--- start ---
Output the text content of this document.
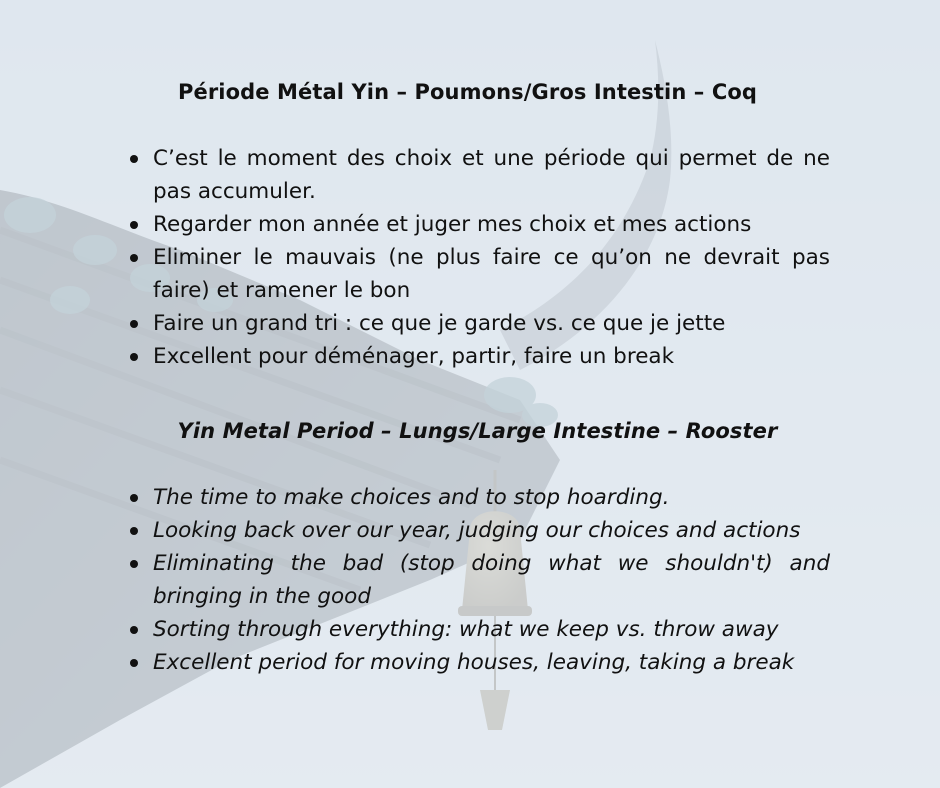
Période Métal Yin – Poumons/Gros Intestin – Coq
C’est le moment des choix et une période qui permet de ne pas accumuler.
Regarder mon année et juger mes choix et mes actions
Eliminer le mauvais (ne plus faire ce qu’on ne devrait pas faire) et ramener le bon
Faire un grand tri : ce que je garde vs. ce que je jette
Excellent pour déménager, partir, faire un break
Yin Metal Period – Lungs/Large Intestine – Rooster
The time to make choices and to stop hoarding.
Looking back over our year, judging our choices and actions
Eliminating the bad (stop doing what we shouldn't) and bringing in the good
Sorting through everything: what we keep vs. throw away
Excellent period for moving houses, leaving, taking a break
--- end ---
▶ **SHORT TASK**: Omit every picture, and otherwise quote the entries exactly.

▶ **RESULT FOR THIS TASK**:
Output the text content of this document.
Période Métal Yin – Poumons/Gros Intestin – Coq
C’est le moment des choix et une période qui permet de ne pas accumuler.
Regarder mon année et juger mes choix et mes actions
Eliminer le mauvais (ne plus faire ce qu’on ne devrait pas faire) et ramener le bon
Faire un grand tri : ce que je garde vs. ce que je jette
Excellent pour déménager, partir, faire un break
Yin Metal Period – Lungs/Large Intestine – Rooster
The time to make choices and to stop hoarding.
Looking back over our year, judging our choices and actions
Eliminating the bad (stop doing what we shouldn't) and bringing in the good
Sorting through everything: what we keep vs. throw away
Excellent period for moving houses, leaving, taking a break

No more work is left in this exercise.